- **RECORDS SUPPLIED**:
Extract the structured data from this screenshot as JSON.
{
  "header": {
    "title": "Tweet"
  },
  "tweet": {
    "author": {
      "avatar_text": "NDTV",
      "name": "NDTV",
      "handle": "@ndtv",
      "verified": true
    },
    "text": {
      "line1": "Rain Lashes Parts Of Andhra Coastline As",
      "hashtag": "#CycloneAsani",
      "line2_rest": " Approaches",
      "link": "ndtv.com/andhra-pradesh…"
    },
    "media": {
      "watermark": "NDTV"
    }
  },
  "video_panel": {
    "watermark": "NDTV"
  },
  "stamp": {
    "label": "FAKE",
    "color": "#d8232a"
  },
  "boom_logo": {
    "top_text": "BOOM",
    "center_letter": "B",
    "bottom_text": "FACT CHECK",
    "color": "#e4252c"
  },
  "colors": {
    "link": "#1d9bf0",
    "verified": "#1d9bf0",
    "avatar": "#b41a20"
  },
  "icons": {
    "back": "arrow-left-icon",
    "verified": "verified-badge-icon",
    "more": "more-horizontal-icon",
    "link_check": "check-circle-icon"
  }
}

- **DIRECTION**:
Give all the records again. Match them exactly.

- **RESPONSE TO THE TASK**:
Extract the structured data from this screenshot as JSON.
{
  "header": {
    "title": "Tweet"
  },
  "tweet": {
    "author": {
      "avatar_text": "NDTV",
      "name": "NDTV",
      "handle": "@ndtv",
      "verified": true
    },
    "text": {
      "line1": "Rain Lashes Parts Of Andhra Coastline As",
      "hashtag": "#CycloneAsani",
      "line2_rest": " Approaches",
      "link": "ndtv.com/andhra-pradesh…"
    },
    "media": {
      "watermark": "NDTV"
    }
  },
  "video_panel": {
    "watermark": "NDTV"
  },
  "stamp": {
    "label": "FAKE",
    "color": "#d8232a"
  },
  "boom_logo": {
    "top_text": "BOOM",
    "center_letter": "B",
    "bottom_text": "FACT CHECK",
    "color": "#e4252c"
  },
  "colors": {
    "link": "#1d9bf0",
    "verified": "#1d9bf0",
    "avatar": "#b41a20"
  },
  "icons": {
    "back": "arrow-left-icon",
    "verified": "verified-badge-icon",
    "more": "more-horizontal-icon",
    "link_check": "check-circle-icon"
  }
}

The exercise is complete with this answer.